**EXERCISE DESCRIPTION**:
Output every one of the following lines verbatim, preserving each character, space and tab.

**THE RECORDS**:
++++++++++

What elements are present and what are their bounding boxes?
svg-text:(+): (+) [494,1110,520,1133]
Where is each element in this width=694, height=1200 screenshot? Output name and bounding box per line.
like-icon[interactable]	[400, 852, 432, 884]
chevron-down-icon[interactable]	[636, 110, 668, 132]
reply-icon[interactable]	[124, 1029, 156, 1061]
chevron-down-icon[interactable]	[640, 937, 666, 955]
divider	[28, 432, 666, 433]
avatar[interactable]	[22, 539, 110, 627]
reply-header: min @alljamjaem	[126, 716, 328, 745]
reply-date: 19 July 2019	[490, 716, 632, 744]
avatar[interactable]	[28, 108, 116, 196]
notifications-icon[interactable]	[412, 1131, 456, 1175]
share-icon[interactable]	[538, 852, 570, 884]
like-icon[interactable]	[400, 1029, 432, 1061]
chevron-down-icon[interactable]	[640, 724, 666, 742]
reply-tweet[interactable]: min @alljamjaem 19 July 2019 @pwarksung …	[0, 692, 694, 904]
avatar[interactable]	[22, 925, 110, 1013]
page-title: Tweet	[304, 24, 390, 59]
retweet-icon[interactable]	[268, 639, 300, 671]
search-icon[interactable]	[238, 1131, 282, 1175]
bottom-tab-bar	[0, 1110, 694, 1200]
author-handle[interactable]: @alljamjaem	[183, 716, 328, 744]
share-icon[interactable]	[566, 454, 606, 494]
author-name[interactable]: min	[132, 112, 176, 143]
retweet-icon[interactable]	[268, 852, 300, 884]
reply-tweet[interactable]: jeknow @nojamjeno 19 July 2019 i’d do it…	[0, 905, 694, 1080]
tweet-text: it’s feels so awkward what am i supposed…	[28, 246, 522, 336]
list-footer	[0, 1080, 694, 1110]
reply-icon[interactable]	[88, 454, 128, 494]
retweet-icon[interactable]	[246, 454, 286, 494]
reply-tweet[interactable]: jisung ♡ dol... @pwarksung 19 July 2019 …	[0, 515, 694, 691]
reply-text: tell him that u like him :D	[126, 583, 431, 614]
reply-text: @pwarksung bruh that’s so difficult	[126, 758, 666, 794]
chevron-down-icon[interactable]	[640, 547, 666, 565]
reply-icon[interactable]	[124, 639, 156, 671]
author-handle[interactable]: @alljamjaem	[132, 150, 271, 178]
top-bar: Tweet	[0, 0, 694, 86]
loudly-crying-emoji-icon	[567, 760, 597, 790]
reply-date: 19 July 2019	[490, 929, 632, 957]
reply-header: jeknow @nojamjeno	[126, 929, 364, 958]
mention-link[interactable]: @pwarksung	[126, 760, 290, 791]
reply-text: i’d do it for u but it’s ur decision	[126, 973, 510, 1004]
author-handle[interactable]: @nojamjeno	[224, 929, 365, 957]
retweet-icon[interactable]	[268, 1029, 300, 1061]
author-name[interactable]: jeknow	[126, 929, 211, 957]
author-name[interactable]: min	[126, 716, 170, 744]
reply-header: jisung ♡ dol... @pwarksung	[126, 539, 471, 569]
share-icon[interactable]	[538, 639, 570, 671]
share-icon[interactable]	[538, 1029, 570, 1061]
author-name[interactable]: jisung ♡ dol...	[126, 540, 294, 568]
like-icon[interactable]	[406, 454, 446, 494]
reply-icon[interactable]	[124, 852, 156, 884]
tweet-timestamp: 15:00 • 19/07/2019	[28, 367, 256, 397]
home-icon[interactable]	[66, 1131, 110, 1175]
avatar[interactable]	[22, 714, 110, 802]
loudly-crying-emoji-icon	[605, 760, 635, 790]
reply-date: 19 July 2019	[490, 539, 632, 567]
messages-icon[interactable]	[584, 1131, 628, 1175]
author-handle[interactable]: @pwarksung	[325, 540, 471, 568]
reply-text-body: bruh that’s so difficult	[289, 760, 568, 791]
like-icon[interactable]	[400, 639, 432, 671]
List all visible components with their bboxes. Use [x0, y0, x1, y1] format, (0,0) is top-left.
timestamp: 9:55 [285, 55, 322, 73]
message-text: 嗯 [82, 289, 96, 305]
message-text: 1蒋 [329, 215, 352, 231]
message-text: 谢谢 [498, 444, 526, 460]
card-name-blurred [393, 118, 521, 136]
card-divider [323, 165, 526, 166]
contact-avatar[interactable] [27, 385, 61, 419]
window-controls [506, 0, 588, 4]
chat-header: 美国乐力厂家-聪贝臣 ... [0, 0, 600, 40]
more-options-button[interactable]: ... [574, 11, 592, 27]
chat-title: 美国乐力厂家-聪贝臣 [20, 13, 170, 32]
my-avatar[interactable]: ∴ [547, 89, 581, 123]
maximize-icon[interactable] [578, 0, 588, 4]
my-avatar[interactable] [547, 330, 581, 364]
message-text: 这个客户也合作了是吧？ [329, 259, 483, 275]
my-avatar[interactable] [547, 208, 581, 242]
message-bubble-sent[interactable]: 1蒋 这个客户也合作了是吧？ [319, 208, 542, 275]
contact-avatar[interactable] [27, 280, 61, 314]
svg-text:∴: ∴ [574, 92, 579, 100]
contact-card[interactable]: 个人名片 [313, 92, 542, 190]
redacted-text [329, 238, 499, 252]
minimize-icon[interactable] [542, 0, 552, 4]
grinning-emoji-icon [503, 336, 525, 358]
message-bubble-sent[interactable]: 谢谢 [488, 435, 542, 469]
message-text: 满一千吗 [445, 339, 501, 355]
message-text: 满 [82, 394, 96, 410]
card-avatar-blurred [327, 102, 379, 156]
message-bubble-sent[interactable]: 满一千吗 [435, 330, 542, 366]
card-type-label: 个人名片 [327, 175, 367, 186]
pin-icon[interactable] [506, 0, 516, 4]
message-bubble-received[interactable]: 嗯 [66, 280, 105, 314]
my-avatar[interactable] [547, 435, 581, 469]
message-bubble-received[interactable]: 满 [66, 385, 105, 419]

++++++++++

**SOLUTION BELOW**:
What elements are present and what are their bounding boxes?
svg-text:(+): (+) [494,1110,520,1133]
Where is each element in this width=694, height=1200 screenshot? Output name and bounding box per line.
like-icon[interactable]	[400, 852, 432, 884]
chevron-down-icon[interactable]	[636, 110, 668, 132]
reply-icon[interactable]	[124, 1029, 156, 1061]
chevron-down-icon[interactable]	[640, 937, 666, 955]
divider	[28, 432, 666, 433]
avatar[interactable]	[22, 539, 110, 627]
reply-header: min @alljamjaem	[126, 716, 328, 745]
reply-date: 19 July 2019	[490, 716, 632, 744]
avatar[interactable]	[28, 108, 116, 196]
notifications-icon[interactable]	[412, 1131, 456, 1175]
share-icon[interactable]	[538, 852, 570, 884]
like-icon[interactable]	[400, 1029, 432, 1061]
chevron-down-icon[interactable]	[640, 724, 666, 742]
reply-tweet[interactable]: min @alljamjaem 19 July 2019 @pwarksung …	[0, 692, 694, 904]
avatar[interactable]	[22, 925, 110, 1013]
page-title: Tweet	[304, 24, 390, 59]
retweet-icon[interactable]	[268, 639, 300, 671]
search-icon[interactable]	[238, 1131, 282, 1175]
bottom-tab-bar	[0, 1110, 694, 1200]
author-handle[interactable]: @alljamjaem	[183, 716, 328, 744]
share-icon[interactable]	[566, 454, 606, 494]
author-name[interactable]: min	[132, 112, 176, 143]
retweet-icon[interactable]	[268, 852, 300, 884]
reply-tweet[interactable]: jeknow @nojamjeno 19 July 2019 i’d do it…	[0, 905, 694, 1080]
tweet-text: it’s feels so awkward what am i supposed…	[28, 246, 522, 336]
list-footer	[0, 1080, 694, 1110]
reply-icon[interactable]	[88, 454, 128, 494]
retweet-icon[interactable]	[246, 454, 286, 494]
reply-tweet[interactable]: jisung ♡ dol... @pwarksung 19 July 2019 …	[0, 515, 694, 691]
reply-text: tell him that u like him :D	[126, 583, 431, 614]
reply-text: @pwarksung bruh that’s so difficult	[126, 758, 666, 794]
chevron-down-icon[interactable]	[640, 547, 666, 565]
reply-icon[interactable]	[124, 639, 156, 671]
author-handle[interactable]: @alljamjaem	[132, 150, 271, 178]
top-bar: Tweet	[0, 0, 694, 86]
loudly-crying-emoji-icon	[567, 760, 597, 790]
reply-date: 19 July 2019	[490, 929, 632, 957]
reply-header: jeknow @nojamjeno	[126, 929, 364, 958]
mention-link[interactable]: @pwarksung	[126, 760, 290, 791]
reply-text: i’d do it for u but it’s ur decision	[126, 973, 510, 1004]
author-handle[interactable]: @nojamjeno	[224, 929, 365, 957]
retweet-icon[interactable]	[268, 1029, 300, 1061]
author-name[interactable]: jeknow	[126, 929, 211, 957]
author-name[interactable]: min	[126, 716, 170, 744]
reply-header: jisung ♡ dol... @pwarksung	[126, 539, 471, 569]
share-icon[interactable]	[538, 639, 570, 671]
share-icon[interactable]	[538, 1029, 570, 1061]
author-name[interactable]: jisung ♡ dol...	[126, 540, 294, 568]
like-icon[interactable]	[406, 454, 446, 494]
reply-icon[interactable]	[124, 852, 156, 884]
tweet-timestamp: 15:00 • 19/07/2019	[28, 367, 256, 397]
home-icon[interactable]	[66, 1131, 110, 1175]
avatar[interactable]	[22, 714, 110, 802]
loudly-crying-emoji-icon	[605, 760, 635, 790]
reply-date: 19 July 2019	[490, 539, 632, 567]
messages-icon[interactable]	[584, 1131, 628, 1175]
author-handle[interactable]: @pwarksung	[325, 540, 471, 568]
reply-text-body: bruh that’s so difficult	[289, 760, 568, 791]
like-icon[interactable]	[400, 639, 432, 671]
List all visible components with their bboxes. Use [x0, y0, x1, y1] format, (0,0) is top-left.
timestamp: 9:55 [285, 55, 322, 73]
message-text: 嗯 [82, 289, 96, 305]
message-text: 1蒋 [329, 215, 352, 231]
message-text: 谢谢 [498, 444, 526, 460]
card-name-blurred [393, 118, 521, 136]
card-divider [323, 165, 526, 166]
contact-avatar[interactable] [27, 385, 61, 419]
window-controls [506, 0, 588, 4]
chat-header: 美国乐力厂家-聪贝臣 ... [0, 0, 600, 40]
more-options-button[interactable]: ... [574, 11, 592, 27]
chat-title: 美国乐力厂家-聪贝臣 [20, 13, 170, 32]
my-avatar[interactable]: ∴ [547, 89, 581, 123]
maximize-icon[interactable] [578, 0, 588, 4]
my-avatar[interactable] [547, 330, 581, 364]
message-text: 这个客户也合作了是吧？ [329, 259, 483, 275]
my-avatar[interactable] [547, 208, 581, 242]
message-bubble-sent[interactable]: 1蒋 这个客户也合作了是吧？ [319, 208, 542, 275]
contact-avatar[interactable] [27, 280, 61, 314]
svg-text:∴: ∴ [574, 92, 579, 100]
contact-card[interactable]: 个人名片 [313, 92, 542, 190]
redacted-text [329, 238, 499, 252]
minimize-icon[interactable] [542, 0, 552, 4]
grinning-emoji-icon [503, 336, 525, 358]
message-bubble-sent[interactable]: 谢谢 [488, 435, 542, 469]
message-text: 满一千吗 [445, 339, 501, 355]
message-text: 满 [82, 394, 96, 410]
card-avatar-blurred [327, 102, 379, 156]
message-bubble-sent[interactable]: 满一千吗 [435, 330, 542, 366]
card-type-label: 个人名片 [327, 175, 367, 186]
pin-icon[interactable] [506, 0, 516, 4]
message-bubble-received[interactable]: 嗯 [66, 280, 105, 314]
my-avatar[interactable] [547, 435, 581, 469]
message-bubble-received[interactable]: 满 [66, 385, 105, 419]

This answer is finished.